Brief –
Check each line of the material below for "figyelmeztető", then copy the ones that contain it.
---*---
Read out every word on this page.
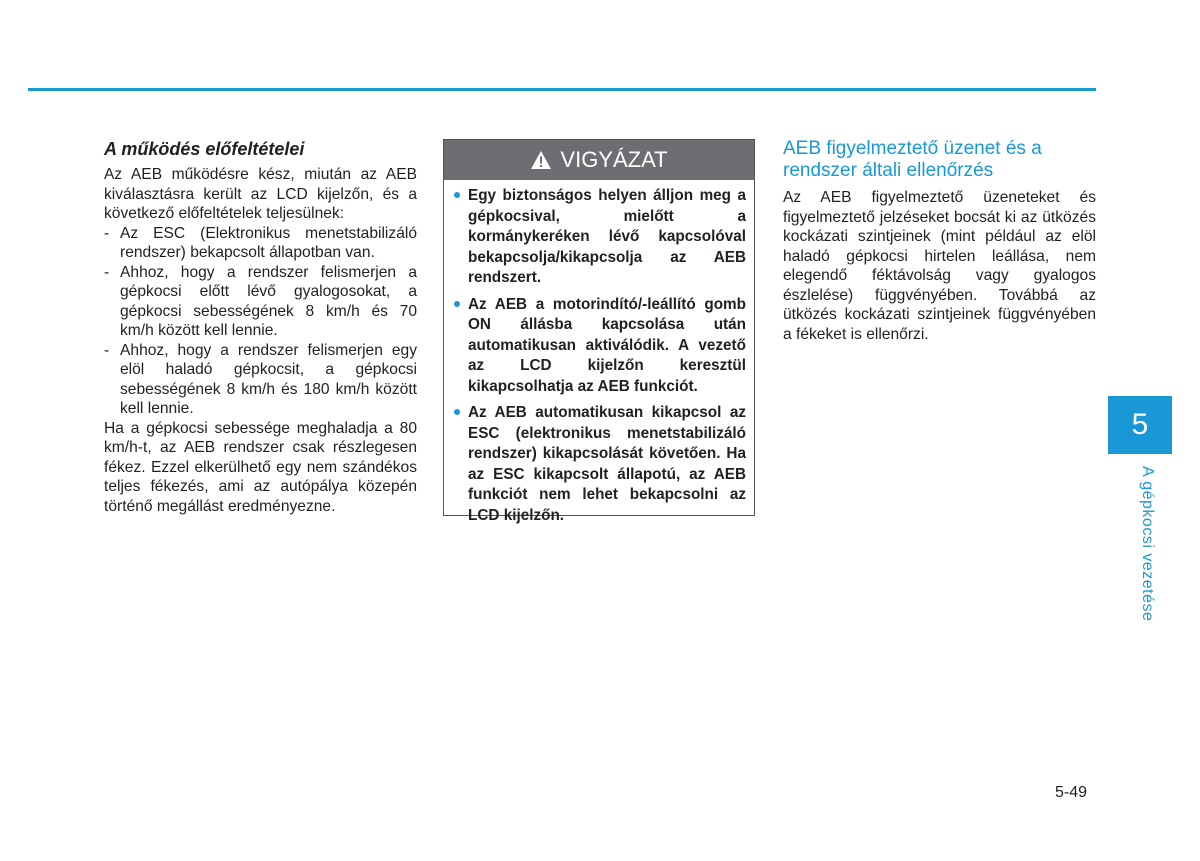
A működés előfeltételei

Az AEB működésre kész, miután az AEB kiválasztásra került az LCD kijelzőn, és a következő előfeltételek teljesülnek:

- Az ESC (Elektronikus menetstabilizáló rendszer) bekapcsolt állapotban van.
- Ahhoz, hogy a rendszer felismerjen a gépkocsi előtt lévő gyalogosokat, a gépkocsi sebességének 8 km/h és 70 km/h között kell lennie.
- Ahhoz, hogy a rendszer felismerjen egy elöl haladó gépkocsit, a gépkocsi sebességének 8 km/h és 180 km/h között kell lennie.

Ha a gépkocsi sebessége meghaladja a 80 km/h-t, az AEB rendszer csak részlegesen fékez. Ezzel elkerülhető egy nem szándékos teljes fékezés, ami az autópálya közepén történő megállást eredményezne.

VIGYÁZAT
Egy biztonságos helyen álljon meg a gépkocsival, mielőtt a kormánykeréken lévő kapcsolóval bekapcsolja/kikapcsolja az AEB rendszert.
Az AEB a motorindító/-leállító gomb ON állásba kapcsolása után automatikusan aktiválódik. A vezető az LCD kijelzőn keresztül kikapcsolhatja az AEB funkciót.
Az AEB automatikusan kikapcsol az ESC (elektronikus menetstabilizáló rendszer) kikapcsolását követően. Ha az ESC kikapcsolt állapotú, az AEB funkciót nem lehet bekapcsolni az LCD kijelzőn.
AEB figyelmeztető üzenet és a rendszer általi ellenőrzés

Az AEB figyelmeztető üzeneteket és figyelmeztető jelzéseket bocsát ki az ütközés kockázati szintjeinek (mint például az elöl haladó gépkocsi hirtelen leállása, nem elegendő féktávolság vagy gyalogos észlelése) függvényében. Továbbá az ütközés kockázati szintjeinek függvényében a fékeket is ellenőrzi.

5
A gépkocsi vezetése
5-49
---*---
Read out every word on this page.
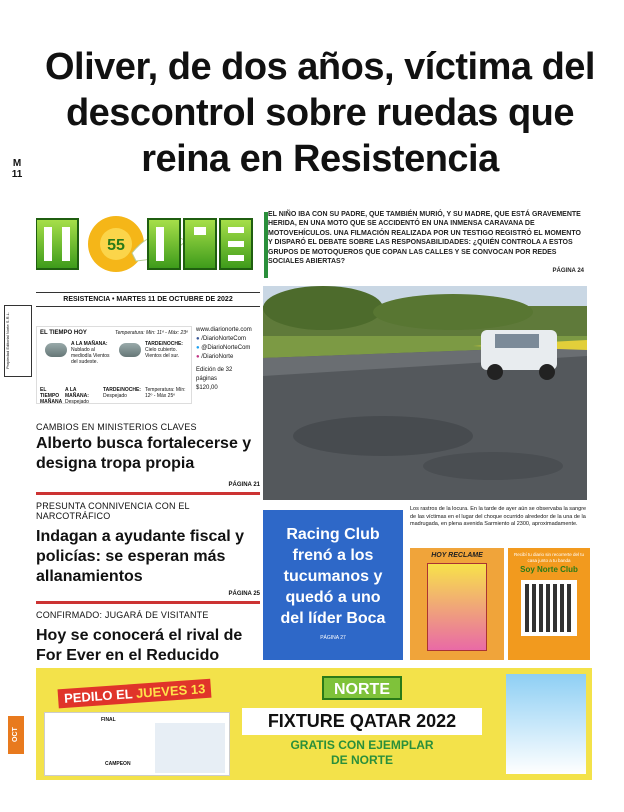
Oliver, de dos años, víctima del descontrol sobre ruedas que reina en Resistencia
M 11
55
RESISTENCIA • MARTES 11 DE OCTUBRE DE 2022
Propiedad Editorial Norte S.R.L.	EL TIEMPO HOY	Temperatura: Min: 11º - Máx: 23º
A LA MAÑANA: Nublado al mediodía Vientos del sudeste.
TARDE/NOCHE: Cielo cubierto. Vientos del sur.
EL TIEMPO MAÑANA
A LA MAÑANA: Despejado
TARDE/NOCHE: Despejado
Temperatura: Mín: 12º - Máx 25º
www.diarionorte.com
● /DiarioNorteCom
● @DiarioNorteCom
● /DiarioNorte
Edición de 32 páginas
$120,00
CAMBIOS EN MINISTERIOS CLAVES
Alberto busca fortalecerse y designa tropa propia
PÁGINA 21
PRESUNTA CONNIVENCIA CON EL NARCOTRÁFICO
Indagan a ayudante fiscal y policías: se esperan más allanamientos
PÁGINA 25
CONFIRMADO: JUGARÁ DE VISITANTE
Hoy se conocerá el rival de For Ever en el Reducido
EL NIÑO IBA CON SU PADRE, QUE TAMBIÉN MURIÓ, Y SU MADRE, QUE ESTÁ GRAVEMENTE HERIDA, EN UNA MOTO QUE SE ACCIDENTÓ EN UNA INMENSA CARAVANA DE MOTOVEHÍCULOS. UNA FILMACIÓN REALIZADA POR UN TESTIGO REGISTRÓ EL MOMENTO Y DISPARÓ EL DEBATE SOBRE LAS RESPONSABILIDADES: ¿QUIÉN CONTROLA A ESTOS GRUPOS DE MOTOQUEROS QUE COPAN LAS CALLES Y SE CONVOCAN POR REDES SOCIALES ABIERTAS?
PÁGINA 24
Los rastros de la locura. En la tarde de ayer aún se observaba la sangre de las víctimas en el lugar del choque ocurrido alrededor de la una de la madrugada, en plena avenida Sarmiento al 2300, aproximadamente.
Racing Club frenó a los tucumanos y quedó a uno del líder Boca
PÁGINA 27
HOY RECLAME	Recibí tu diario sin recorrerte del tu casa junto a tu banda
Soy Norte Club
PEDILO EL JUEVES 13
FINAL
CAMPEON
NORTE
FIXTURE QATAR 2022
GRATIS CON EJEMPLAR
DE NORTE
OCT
---*---
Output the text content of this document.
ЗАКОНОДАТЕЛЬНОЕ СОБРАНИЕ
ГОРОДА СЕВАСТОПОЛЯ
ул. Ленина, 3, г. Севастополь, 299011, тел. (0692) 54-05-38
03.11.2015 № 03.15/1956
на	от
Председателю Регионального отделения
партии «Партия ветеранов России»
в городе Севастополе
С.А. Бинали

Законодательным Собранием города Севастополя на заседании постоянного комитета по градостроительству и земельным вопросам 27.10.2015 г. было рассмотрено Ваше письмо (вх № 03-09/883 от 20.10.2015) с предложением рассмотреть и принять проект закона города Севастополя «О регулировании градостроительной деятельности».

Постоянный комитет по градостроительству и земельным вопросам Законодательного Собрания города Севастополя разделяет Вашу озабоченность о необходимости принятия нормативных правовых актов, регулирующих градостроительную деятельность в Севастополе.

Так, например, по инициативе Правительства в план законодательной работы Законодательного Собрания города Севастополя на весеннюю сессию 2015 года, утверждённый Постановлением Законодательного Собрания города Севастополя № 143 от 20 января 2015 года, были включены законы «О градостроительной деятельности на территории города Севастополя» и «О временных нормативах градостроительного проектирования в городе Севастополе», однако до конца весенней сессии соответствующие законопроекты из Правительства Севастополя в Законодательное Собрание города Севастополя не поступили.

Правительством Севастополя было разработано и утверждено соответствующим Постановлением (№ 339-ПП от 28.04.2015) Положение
---*---
Answer in full –
AEB figyelmeztető üzenet és a rendszer általi ellenőrzés
Az AEB figyelmeztető üzeneteket és figyelmeztető jelzéseket bocsát ki az ütközés kockázati szintjeinek (mint például az elöl haladó gépkocsi hirtelen leállása, nem elegendő féktávolság vagy gyalogos észlelése) függvényében. Továbbá az ütközés kockázati szintjeinek függvényében a fékeket is ellenőrzi.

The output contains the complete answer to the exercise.